### Problem to work on
Below are records to be output exactly, every one of them.

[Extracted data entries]
────
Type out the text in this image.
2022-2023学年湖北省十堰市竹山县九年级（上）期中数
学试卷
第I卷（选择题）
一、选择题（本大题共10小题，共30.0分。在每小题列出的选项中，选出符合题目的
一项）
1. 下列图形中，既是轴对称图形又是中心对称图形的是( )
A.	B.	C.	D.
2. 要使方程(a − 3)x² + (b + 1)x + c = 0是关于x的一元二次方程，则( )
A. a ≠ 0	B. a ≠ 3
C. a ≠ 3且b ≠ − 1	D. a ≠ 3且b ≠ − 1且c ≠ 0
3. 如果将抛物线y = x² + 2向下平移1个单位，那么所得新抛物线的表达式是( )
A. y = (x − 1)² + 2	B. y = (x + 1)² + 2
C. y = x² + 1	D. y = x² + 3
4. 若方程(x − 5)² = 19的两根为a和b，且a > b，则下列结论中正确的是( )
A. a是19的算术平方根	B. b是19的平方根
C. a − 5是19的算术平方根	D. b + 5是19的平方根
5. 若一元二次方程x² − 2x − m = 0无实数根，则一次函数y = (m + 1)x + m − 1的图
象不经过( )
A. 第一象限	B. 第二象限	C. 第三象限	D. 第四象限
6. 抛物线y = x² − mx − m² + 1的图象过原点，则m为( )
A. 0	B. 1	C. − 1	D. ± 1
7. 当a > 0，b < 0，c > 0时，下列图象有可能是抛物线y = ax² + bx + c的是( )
────
### Exercise output
Type out the text in this image.
2022-2023学年湖北省十堰市竹山县九年级（上）期中数
学试卷
第I卷（选择题）
一、选择题（本大题共10小题，共30.0分。在每小题列出的选项中，选出符合题目的
一项）
1. 下列图形中，既是轴对称图形又是中心对称图形的是( )
A.	B.	C.	D.
2. 要使方程(a − 3)x² + (b + 1)x + c = 0是关于x的一元二次方程，则( )
A. a ≠ 0	B. a ≠ 3
C. a ≠ 3且b ≠ − 1	D. a ≠ 3且b ≠ − 1且c ≠ 0
3. 如果将抛物线y = x² + 2向下平移1个单位，那么所得新抛物线的表达式是( )
A. y = (x − 1)² + 2	B. y = (x + 1)² + 2
C. y = x² + 1	D. y = x² + 3
4. 若方程(x − 5)² = 19的两根为a和b，且a > b，则下列结论中正确的是( )
A. a是19的算术平方根	B. b是19的平方根
C. a − 5是19的算术平方根	D. b + 5是19的平方根
5. 若一元二次方程x² − 2x − m = 0无实数根，则一次函数y = (m + 1)x + m − 1的图
象不经过( )
A. 第一象限	B. 第二象限	C. 第三象限	D. 第四象限
6. 抛物线y = x² − mx − m² + 1的图象过原点，则m为( )
A. 0	B. 1	C. − 1	D. ± 1
7. 当a > 0，b < 0，c > 0时，下列图象有可能是抛物线y = ax² + bx + c的是( )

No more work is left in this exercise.